**Text block:**
>> Start
Add QBMAX expansions

examples/curve-pot.py

@@ -171,6 +171,8 @@ def map_to_curve(t: NDArray[np.floating]):
     targets = actx.from_numpy(fp.points)
     sources = actx.from_numpy(native_curve.pos)
     ovsmp_sources = actx.from_numpy(ovsmp_curve.pos)
+    if expn_class is LineTaylorLocalExpansion:
+        lpot_kwargs["expansion_vec"] = actx.from_numpy(native_curve.pos - centers)
 
     if 0:
         # {{{ build matrix

sumpy/expansion/local.py

@@ -48,6 +48,7 @@
     from collections.abc import Sequence
 
     import loopy as lp
+    from pymbolic.typing import Expression
 
     from sumpy.assignment_collection import SymbolicAssignmentCollection
     from sumpy.expansion.diff_op import MultiIndex
@@ -67,6 +68,7 @@
 .. autoclass:: H2DLocalExpansion
 .. autoclass:: Y2DLocalExpansion
 .. autoclass:: LineTaylorLocalExpansion
+.. autoclass:: AsymptoticDividingLineTaylorExpansion
 """
>> End
**Supplied data:**
>> Start
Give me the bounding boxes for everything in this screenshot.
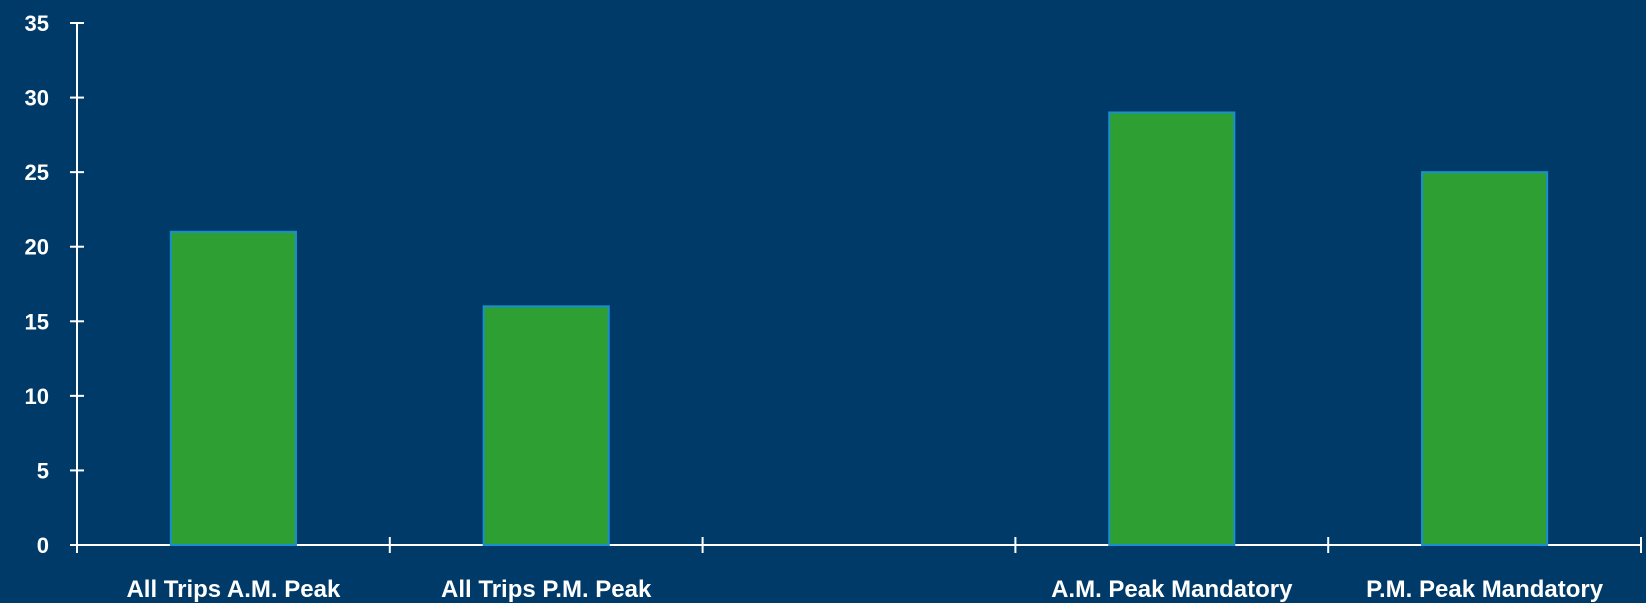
>> End
**Required work:**
A) In the QBMAX expansions diff, which import line is added to sumpy/expansion/local.py?
B) In the QBMAX expansions diff, restate the hunk that begins "@@ -171,6 +171,8 @@" in examples/curve-pot.py as a short list of its main facts.
C) In the QBMAX expansions diff, reproduce the stretch from "examples/curve-pot.py" through "actx.from_numpy(native_curve.pos - centers)", changing "centers" to "midpoints".

**Task solutions:**
A) from pymbolic.typing import Expression

B)
- Targets, sources and oversampled sources are built with actx.from_numpy from fp.points, native_curve.pos and ovsmp_curve.pos.
- Two lines are added: when expn_class is LineTaylorLocalExpansion, lpot_kwargs["expansion_vec"] is set to actx.from_numpy(native_curve.pos - centers).
- An "if 0:" block follows, opening a "build matrix" section.

C)
examples/curve-pot.py

@@ -171,6 +171,8 @@ def map_to_curve(t: NDArray[np.floating]):
     targets = actx.from_numpy(fp.points)
     sources = actx.from_numpy(native_curve.pos)
     ovsmp_sources = actx.from_numpy(ovsmp_curve.pos)
+    if expn_class is LineTaylorLocalExpansion:
+        lpot_kwargs["expansion_vec"] = actx.from_numpy(native_curve.pos - midpoints)